_THE TASK_
Return the material below in full and exactly.

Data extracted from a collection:
* Begin *
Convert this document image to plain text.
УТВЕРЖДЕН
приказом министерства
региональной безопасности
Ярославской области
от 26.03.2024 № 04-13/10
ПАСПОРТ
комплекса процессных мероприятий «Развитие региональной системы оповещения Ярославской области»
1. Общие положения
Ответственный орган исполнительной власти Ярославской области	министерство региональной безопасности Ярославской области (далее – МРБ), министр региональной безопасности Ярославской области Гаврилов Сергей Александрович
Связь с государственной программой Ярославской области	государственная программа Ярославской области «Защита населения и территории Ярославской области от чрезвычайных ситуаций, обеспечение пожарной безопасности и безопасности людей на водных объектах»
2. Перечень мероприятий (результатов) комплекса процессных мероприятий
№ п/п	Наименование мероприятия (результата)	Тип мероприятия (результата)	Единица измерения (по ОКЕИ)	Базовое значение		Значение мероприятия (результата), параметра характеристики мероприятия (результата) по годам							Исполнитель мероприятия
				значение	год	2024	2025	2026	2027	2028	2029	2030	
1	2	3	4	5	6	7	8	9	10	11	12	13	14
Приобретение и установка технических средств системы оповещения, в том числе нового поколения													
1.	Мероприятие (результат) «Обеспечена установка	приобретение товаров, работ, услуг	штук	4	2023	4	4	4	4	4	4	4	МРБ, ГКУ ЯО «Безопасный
* End *
_WRITTEN RESPONSE_
Convert this document image to plain text.
УТВЕРЖДЕН
приказом министерства
региональной безопасности
Ярославской области
от 26.03.2024 № 04-13/10
ПАСПОРТ
комплекса процессных мероприятий «Развитие региональной системы оповещения Ярославской области»
1. Общие положения
Ответственный орган исполнительной власти Ярославской области	министерство региональной безопасности Ярославской области (далее – МРБ), министр региональной безопасности Ярославской области Гаврилов Сергей Александрович
Связь с государственной программой Ярославской области	государственная программа Ярославской области «Защита населения и территории Ярославской области от чрезвычайных ситуаций, обеспечение пожарной безопасности и безопасности людей на водных объектах»
2. Перечень мероприятий (результатов) комплекса процессных мероприятий
№ п/п	Наименование мероприятия (результата)	Тип мероприятия (результата)	Единица измерения (по ОКЕИ)	Базовое значение		Значение мероприятия (результата), параметра характеристики мероприятия (результата) по годам							Исполнитель мероприятия
				значение	год	2024	2025	2026	2027	2028	2029	2030	
1	2	3	4	5	6	7	8	9	10	11	12	13	14
Приобретение и установка технических средств системы оповещения, в том числе нового поколения													
1.	Мероприятие (результат) «Обеспечена установка	приобретение товаров, работ, услуг	штук	4	2023	4	4	4	4	4	4	4	МРБ, ГКУ ЯО «Безопасный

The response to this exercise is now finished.